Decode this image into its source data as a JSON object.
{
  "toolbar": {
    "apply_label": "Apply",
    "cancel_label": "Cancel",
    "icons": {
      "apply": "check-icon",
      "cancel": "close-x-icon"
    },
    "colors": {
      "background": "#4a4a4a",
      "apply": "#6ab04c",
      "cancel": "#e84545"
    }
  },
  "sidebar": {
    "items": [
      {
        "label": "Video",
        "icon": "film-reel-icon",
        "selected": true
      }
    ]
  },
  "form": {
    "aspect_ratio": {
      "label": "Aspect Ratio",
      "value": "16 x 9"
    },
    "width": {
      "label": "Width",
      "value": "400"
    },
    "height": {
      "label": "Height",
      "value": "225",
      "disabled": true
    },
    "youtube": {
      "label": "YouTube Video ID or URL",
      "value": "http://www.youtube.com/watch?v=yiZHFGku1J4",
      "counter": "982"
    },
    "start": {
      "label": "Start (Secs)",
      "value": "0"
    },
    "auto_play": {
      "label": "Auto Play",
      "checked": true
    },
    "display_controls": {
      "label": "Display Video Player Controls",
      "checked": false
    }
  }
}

****************

# EXERCISE PROMPT
Quote all of the entries verbatim.

# RESULT FOR THIS EXERCISE
Decode this image into its source data as a JSON object.
{
  "toolbar": {
    "apply_label": "Apply",
    "cancel_label": "Cancel",
    "icons": {
      "apply": "check-icon",
      "cancel": "close-x-icon"
    },
    "colors": {
      "background": "#4a4a4a",
      "apply": "#6ab04c",
      "cancel": "#e84545"
    }
  },
  "sidebar": {
    "items": [
      {
        "label": "Video",
        "icon": "film-reel-icon",
        "selected": true
      }
    ]
  },
  "form": {
    "aspect_ratio": {
      "label": "Aspect Ratio",
      "value": "16 x 9"
    },
    "width": {
      "label": "Width",
      "value": "400"
    },
    "height": {
      "label": "Height",
      "value": "225",
      "disabled": true
    },
    "youtube": {
      "label": "YouTube Video ID or URL",
      "value": "http://www.youtube.com/watch?v=yiZHFGku1J4",
      "counter": "982"
    },
    "start": {
      "label": "Start (Secs)",
      "value": "0"
    },
    "auto_play": {
      "label": "Auto Play",
      "checked": true
    },
    "display_controls": {
      "label": "Display Video Player Controls",
      "checked": false
    }
  }
}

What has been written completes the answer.